• **REQUIREMENT**
Extract each line of the records below that contains the word "ylabel".

• **MATERIAL FOR THIS TASK**
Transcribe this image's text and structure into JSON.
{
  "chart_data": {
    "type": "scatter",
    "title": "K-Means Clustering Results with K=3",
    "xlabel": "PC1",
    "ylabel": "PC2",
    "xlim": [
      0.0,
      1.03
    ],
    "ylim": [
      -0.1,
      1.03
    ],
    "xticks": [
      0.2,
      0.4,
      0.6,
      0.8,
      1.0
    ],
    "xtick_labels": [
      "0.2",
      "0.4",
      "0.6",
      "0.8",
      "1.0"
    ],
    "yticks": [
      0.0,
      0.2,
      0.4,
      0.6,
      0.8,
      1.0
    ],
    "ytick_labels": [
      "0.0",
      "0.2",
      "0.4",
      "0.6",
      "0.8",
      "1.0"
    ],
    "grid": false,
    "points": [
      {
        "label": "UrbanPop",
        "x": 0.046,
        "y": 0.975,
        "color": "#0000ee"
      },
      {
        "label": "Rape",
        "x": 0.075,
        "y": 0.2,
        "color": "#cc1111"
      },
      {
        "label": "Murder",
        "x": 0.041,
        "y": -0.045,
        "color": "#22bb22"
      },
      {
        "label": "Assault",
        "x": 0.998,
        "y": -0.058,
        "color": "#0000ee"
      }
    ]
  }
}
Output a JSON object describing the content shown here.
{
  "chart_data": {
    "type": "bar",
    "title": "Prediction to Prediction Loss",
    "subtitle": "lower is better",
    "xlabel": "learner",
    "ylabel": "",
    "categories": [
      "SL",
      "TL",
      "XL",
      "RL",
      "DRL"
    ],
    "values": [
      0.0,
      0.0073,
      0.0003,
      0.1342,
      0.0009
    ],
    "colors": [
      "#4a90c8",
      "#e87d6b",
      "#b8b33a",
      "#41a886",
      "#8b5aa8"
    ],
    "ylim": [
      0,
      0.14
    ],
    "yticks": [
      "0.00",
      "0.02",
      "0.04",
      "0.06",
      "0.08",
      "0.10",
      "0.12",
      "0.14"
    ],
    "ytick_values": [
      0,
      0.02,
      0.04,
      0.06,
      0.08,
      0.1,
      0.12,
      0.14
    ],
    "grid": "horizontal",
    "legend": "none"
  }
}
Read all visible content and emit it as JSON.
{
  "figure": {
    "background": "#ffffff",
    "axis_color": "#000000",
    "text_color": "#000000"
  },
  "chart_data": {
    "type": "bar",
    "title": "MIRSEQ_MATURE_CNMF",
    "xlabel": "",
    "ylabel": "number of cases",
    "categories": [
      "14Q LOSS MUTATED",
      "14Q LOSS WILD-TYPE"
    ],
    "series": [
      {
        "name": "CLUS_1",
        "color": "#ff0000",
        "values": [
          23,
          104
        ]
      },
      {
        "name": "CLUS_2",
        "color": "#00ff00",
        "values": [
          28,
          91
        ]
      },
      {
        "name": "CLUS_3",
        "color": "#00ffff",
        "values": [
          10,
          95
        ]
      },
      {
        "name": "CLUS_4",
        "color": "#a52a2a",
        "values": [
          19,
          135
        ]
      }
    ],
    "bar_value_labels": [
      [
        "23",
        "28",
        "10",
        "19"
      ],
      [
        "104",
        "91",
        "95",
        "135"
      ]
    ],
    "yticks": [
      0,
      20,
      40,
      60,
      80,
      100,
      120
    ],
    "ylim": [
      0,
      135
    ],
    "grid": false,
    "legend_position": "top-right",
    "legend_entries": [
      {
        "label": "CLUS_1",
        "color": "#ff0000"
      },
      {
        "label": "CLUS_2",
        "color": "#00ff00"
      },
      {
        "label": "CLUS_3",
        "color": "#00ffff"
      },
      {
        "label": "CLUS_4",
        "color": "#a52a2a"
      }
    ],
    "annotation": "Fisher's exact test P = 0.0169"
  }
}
---
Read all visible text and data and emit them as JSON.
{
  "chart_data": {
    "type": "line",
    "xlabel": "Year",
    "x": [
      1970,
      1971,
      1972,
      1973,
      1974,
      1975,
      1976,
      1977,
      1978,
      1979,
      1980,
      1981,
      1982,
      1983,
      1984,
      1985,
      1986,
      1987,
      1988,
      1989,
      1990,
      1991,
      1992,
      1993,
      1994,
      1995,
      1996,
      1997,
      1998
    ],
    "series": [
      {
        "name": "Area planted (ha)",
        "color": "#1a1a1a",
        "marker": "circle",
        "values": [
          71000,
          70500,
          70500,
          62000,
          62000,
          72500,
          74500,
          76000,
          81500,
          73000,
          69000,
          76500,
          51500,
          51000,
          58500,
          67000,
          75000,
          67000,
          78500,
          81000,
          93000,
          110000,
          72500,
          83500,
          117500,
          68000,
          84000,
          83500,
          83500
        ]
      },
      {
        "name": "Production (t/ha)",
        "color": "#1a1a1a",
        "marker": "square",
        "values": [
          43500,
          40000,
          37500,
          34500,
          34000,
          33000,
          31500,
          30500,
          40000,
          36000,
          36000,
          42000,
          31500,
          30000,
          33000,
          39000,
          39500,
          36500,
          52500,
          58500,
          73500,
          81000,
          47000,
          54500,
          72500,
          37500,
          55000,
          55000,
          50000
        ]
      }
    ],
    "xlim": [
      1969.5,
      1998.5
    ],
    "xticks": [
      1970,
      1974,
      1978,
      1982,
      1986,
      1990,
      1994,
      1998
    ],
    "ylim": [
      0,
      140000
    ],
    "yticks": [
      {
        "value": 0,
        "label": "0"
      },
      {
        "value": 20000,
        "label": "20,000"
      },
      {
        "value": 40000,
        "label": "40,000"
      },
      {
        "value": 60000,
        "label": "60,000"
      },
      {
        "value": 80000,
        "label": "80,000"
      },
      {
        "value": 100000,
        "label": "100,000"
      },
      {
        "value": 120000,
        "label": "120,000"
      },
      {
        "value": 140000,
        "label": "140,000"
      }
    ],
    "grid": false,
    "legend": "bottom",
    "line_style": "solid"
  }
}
...
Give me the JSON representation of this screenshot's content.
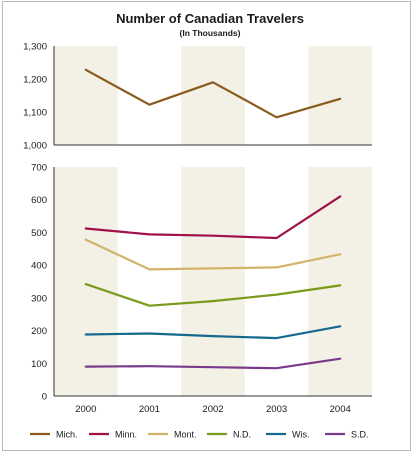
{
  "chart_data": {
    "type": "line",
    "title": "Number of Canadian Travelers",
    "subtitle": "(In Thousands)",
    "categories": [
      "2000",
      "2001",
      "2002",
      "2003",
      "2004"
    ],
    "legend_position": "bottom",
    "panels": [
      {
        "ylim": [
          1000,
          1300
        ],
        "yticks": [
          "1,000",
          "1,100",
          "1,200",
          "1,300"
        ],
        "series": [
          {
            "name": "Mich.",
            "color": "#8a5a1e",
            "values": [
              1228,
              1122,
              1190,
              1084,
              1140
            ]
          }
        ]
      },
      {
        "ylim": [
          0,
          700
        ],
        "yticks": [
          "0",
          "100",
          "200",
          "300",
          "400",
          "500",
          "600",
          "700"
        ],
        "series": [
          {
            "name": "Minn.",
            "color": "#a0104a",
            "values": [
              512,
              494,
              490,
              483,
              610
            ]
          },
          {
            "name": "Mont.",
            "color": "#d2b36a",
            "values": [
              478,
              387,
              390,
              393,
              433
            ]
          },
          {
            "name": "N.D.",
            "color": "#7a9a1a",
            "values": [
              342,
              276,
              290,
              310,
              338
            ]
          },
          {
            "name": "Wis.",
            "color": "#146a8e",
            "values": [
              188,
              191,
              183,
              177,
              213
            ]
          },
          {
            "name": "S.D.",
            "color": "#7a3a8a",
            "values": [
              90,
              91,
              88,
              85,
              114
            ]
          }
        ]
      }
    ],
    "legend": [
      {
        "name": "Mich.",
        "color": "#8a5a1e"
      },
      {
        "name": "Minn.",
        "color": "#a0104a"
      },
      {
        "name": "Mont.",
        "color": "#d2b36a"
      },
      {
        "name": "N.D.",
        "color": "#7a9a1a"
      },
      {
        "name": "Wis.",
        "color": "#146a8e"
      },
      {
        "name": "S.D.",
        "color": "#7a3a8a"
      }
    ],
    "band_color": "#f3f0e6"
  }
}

• **ANSWER IN FULL**
    "ylabel": "PC2",
    "ylabel": "",
    "ylabel": "number of cases",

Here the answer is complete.